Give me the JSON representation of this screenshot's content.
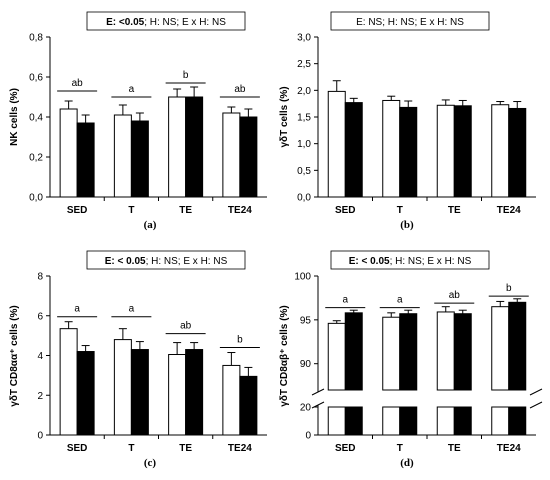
{
  "chart_data": [
    {
      "type": "bar",
      "panel_label": "(a)",
      "ylabel": "NK cells (%)",
      "ylim": [
        0,
        0.8
      ],
      "yticks": [
        "0,0",
        "0,2",
        "0,4",
        "0,6",
        "0,8"
      ],
      "yticks_values": [
        0,
        0.2,
        0.4,
        0.6,
        0.8
      ],
      "stats": {
        "bold": "E: <0.05",
        "rest": "; H: NS; E x H: NS"
      },
      "categories": [
        "SED",
        "T",
        "TE",
        "TE24"
      ],
      "series": [
        {
          "fill": "#ffffff",
          "values": [
            0.44,
            0.41,
            0.5,
            0.42
          ],
          "errors": [
            0.04,
            0.05,
            0.04,
            0.03
          ]
        },
        {
          "fill": "#000000",
          "values": [
            0.37,
            0.38,
            0.5,
            0.4
          ],
          "errors": [
            0.04,
            0.04,
            0.05,
            0.04
          ]
        }
      ],
      "letters": [
        "ab",
        "a",
        "b",
        "ab"
      ],
      "letter_bar_y": [
        0.53,
        0.5,
        0.57,
        0.5
      ],
      "grid": false
    },
    {
      "type": "bar",
      "panel_label": "(b)",
      "ylabel": "γδT cells (%)",
      "ylim": [
        0,
        3.0
      ],
      "yticks": [
        "0,0",
        "0,5",
        "1,0",
        "1,5",
        "2,0",
        "2,5",
        "3,0"
      ],
      "yticks_values": [
        0,
        0.5,
        1.0,
        1.5,
        2.0,
        2.5,
        3.0
      ],
      "stats": {
        "bold": "",
        "rest": "E: NS; H: NS; E x H: NS"
      },
      "categories": [
        "SED",
        "T",
        "TE",
        "TE24"
      ],
      "series": [
        {
          "fill": "#ffffff",
          "values": [
            1.98,
            1.81,
            1.72,
            1.73
          ],
          "errors": [
            0.2,
            0.08,
            0.1,
            0.06
          ]
        },
        {
          "fill": "#000000",
          "values": [
            1.77,
            1.68,
            1.71,
            1.66
          ],
          "errors": [
            0.08,
            0.12,
            0.1,
            0.13
          ]
        }
      ],
      "letters": [
        "",
        "",
        "",
        ""
      ],
      "letter_bar_y": [
        0,
        0,
        0,
        0
      ],
      "grid": false
    },
    {
      "type": "bar",
      "panel_label": "(c)",
      "ylabel": "γδT CD8αα⁺ cells (%)",
      "ylim": [
        0,
        8
      ],
      "yticks": [
        "0",
        "2",
        "4",
        "6",
        "8"
      ],
      "yticks_values": [
        0,
        2,
        4,
        6,
        8
      ],
      "stats": {
        "bold": "E: < 0.05",
        "rest": "; H: NS; E x H: NS"
      },
      "categories": [
        "SED",
        "T",
        "TE",
        "TE24"
      ],
      "series": [
        {
          "fill": "#ffffff",
          "values": [
            5.35,
            4.8,
            4.05,
            3.5
          ],
          "errors": [
            0.35,
            0.55,
            0.6,
            0.65
          ]
        },
        {
          "fill": "#000000",
          "values": [
            4.2,
            4.3,
            4.3,
            2.95
          ],
          "errors": [
            0.3,
            0.4,
            0.35,
            0.45
          ]
        }
      ],
      "letters": [
        "a",
        "a",
        "ab",
        "b"
      ],
      "letter_bar_y": [
        5.95,
        5.95,
        5.1,
        4.4
      ],
      "grid": false
    },
    {
      "type": "bar",
      "panel_label": "(d)",
      "ylabel": "γδT CD8αβ⁺ cells (%)",
      "ylim_upper": [
        87,
        100
      ],
      "ylim_lower": [
        0,
        20
      ],
      "yticks": [
        "0",
        "20",
        "90",
        "95",
        "100"
      ],
      "stats": {
        "bold": "E: < 0.05",
        "rest": "; H: NS; E x H: NS"
      },
      "categories": [
        "SED",
        "T",
        "TE",
        "TE24"
      ],
      "series": [
        {
          "fill": "#ffffff",
          "values": [
            94.6,
            95.3,
            95.9,
            96.5
          ],
          "errors": [
            0.3,
            0.5,
            0.6,
            0.6
          ]
        },
        {
          "fill": "#000000",
          "values": [
            95.8,
            95.7,
            95.7,
            97.0
          ],
          "errors": [
            0.3,
            0.4,
            0.4,
            0.4
          ]
        }
      ],
      "letters": [
        "a",
        "a",
        "ab",
        "b"
      ],
      "letter_bar_y": [
        96.4,
        96.4,
        96.9,
        97.7
      ],
      "axis_break": true,
      "grid": false
    }
  ]
}
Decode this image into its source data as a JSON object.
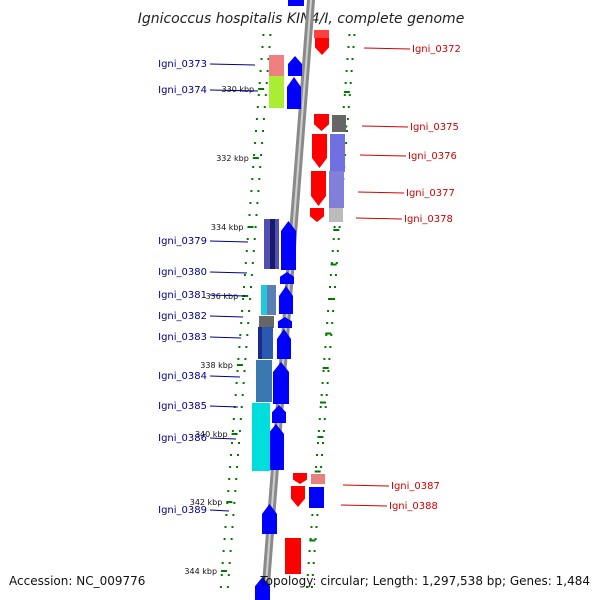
{
  "title": "Ignicoccus hospitalis KIN4/I, complete genome",
  "footer": {
    "accession": "Accession: NC_009776",
    "summary": "Topology: circular; Length: 1,297,538 bp; Genes: 1,484"
  },
  "colors": {
    "forward_gene": "#0000ff",
    "reverse_gene": "#ff0000",
    "forward_label": "#00008b",
    "reverse_label": "#d40000",
    "backbone": "#8a8a8a",
    "ticks": "#007a00"
  },
  "ticks": [
    "330 kbp",
    "332 kbp",
    "334 kbp",
    "336 kbp",
    "338 kbp",
    "340 kbp",
    "342 kbp",
    "344 kbp"
  ],
  "genes_forward": [
    "Igni_0373",
    "Igni_0374",
    "Igni_0379",
    "Igni_0380",
    "Igni_0381",
    "Igni_0382",
    "Igni_0383",
    "Igni_0384",
    "Igni_0385",
    "Igni_0386",
    "Igni_0389"
  ],
  "genes_reverse": [
    "Igni_0372",
    "Igni_0375",
    "Igni_0376",
    "Igni_0377",
    "Igni_0378",
    "Igni_0387",
    "Igni_0388"
  ]
}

* _Required action_: Scan the records for the string "ylabel". Copy each line in which it appears.

* _Answer space_:
      "ylabel": "NK cells (%)",
      "ylabel": "γδT cells (%)",
      "ylabel": "γδT CD8αα⁺ cells (%)",
      "ylabel": "γδT CD8αβ⁺ cells (%)",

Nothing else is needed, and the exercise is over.